SHORT TASK:
Please copy exactly the lines that begin with the one containing "Reverse-engineer this chart into JSON." and end with the last line of the entries.

DATASET EXTRACT:
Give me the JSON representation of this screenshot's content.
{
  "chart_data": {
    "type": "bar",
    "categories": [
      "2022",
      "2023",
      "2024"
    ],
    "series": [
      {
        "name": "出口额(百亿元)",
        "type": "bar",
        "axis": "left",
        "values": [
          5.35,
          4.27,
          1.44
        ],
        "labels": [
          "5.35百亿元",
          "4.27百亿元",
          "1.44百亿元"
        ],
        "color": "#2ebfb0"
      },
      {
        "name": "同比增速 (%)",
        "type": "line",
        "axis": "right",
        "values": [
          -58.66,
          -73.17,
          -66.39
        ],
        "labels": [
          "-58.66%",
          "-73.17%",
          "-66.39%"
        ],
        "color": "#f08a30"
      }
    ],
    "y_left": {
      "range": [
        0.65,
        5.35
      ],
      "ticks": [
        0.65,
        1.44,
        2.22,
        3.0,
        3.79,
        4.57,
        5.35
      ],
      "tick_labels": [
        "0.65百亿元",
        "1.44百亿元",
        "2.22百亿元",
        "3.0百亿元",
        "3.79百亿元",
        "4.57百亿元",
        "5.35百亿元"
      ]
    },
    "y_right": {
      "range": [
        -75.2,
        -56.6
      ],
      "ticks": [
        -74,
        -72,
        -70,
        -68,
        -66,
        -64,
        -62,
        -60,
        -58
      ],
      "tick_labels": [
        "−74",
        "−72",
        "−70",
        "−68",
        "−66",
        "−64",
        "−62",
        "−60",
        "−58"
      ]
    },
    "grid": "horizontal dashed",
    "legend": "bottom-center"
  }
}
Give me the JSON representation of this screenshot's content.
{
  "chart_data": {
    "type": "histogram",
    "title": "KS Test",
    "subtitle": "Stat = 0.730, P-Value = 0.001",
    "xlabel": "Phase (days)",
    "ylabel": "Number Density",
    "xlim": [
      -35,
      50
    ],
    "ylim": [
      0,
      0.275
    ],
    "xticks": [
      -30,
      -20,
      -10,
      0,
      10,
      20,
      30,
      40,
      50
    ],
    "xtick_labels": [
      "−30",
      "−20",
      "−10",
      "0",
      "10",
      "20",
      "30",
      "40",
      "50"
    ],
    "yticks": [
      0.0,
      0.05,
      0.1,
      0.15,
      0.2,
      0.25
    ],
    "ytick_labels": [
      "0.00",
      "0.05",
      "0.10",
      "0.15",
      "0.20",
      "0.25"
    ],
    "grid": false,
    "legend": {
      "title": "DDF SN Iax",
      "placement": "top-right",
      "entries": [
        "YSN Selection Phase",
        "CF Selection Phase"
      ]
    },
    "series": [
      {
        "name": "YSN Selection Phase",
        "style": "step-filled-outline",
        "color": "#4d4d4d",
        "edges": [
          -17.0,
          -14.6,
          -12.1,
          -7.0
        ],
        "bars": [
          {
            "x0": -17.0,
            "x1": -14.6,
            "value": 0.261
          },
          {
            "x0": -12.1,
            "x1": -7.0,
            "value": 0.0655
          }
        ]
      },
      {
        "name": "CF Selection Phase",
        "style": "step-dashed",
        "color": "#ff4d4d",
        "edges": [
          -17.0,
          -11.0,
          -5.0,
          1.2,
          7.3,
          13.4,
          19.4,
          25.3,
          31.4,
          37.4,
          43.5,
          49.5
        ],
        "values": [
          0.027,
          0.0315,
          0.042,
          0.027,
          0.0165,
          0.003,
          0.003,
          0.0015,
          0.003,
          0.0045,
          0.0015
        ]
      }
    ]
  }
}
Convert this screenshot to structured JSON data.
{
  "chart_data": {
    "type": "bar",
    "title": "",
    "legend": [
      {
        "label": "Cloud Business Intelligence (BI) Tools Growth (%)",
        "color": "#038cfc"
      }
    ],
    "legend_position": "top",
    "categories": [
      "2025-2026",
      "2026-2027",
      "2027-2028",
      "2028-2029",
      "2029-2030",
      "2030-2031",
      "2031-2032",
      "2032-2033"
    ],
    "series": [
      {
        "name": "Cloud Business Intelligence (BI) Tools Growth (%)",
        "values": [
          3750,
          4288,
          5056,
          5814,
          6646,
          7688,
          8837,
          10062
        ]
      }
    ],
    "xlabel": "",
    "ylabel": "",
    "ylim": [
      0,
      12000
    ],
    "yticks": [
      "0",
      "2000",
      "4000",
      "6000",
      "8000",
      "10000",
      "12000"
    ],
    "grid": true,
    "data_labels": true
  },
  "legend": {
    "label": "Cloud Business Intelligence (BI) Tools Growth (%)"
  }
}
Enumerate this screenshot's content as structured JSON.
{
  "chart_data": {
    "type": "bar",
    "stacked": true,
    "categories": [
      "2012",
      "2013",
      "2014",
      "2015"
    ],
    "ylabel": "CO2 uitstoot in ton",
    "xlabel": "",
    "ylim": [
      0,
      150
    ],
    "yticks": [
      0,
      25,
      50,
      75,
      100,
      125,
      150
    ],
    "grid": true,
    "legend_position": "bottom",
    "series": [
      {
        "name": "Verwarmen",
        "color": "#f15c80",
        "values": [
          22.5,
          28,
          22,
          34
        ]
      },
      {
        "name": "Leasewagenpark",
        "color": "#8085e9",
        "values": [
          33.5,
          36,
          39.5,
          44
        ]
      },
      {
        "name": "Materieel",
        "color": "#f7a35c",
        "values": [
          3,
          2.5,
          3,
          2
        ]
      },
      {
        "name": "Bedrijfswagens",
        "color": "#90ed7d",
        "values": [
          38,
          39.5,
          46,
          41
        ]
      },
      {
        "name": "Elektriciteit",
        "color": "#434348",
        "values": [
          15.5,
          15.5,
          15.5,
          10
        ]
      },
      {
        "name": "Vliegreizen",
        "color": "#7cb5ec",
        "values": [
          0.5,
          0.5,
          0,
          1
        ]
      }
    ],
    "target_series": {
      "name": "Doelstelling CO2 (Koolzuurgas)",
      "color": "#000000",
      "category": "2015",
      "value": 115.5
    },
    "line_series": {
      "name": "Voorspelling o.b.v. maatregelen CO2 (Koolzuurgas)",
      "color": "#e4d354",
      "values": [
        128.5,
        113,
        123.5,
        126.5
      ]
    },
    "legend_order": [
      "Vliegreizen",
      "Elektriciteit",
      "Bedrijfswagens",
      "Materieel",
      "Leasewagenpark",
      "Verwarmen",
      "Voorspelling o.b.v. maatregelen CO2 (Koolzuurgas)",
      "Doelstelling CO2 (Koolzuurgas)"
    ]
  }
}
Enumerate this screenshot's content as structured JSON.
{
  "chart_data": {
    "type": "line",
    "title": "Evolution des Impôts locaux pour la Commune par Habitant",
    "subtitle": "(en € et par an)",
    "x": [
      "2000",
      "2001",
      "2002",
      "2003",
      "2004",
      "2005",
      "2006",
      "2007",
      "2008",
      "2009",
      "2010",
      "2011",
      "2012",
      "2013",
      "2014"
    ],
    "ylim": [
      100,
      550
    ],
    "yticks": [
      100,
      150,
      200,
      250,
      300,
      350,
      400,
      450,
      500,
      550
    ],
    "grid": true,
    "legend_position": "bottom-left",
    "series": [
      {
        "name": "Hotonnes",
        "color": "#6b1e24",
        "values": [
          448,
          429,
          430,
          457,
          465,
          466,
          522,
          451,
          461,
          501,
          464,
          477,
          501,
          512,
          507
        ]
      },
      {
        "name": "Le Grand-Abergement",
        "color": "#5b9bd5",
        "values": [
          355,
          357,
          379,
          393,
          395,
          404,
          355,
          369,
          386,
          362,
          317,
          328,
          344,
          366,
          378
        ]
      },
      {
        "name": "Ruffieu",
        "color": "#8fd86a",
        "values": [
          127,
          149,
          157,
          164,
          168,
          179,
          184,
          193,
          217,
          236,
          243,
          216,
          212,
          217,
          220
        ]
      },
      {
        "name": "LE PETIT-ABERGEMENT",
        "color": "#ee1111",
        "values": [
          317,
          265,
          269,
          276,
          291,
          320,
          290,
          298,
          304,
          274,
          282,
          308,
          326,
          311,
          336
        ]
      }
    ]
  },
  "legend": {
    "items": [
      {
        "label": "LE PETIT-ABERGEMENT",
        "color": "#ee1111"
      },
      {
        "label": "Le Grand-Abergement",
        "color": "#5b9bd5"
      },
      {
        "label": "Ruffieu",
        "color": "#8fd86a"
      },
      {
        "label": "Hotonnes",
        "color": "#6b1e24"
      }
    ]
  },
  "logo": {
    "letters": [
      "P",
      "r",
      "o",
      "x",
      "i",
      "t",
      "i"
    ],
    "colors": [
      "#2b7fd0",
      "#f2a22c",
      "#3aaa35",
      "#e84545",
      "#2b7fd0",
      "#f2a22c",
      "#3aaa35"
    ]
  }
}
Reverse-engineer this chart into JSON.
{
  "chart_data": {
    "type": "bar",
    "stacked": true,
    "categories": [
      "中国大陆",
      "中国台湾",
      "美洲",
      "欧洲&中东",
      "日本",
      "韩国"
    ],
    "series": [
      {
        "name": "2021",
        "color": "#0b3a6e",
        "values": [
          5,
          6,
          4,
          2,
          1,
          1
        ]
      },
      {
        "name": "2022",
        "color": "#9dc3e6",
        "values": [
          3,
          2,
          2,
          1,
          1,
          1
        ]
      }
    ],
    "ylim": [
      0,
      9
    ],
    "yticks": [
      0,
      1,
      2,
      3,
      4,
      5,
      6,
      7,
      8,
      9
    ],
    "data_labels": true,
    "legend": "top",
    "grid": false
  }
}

RESPONSE:
Reverse-engineer this chart into JSON.
{
  "chart_data": {
    "type": "bar",
    "stacked": true,
    "categories": [
      "中国大陆",
      "中国台湾",
      "美洲",
      "欧洲&中东",
      "日本",
      "韩国"
    ],
    "series": [
      {
        "name": "2021",
        "color": "#0b3a6e",
        "values": [
          5,
          6,
          4,
          2,
          1,
          1
        ]
      },
      {
        "name": "2022",
        "color": "#9dc3e6",
        "values": [
          3,
          2,
          2,
          1,
          1,
          1
        ]
      }
    ],
    "ylim": [
      0,
      9
    ],
    "yticks": [
      0,
      1,
      2,
      3,
      4,
      5,
      6,
      7,
      8,
      9
    ],
    "data_labels": true,
    "legend": "top",
    "grid": false
  }
}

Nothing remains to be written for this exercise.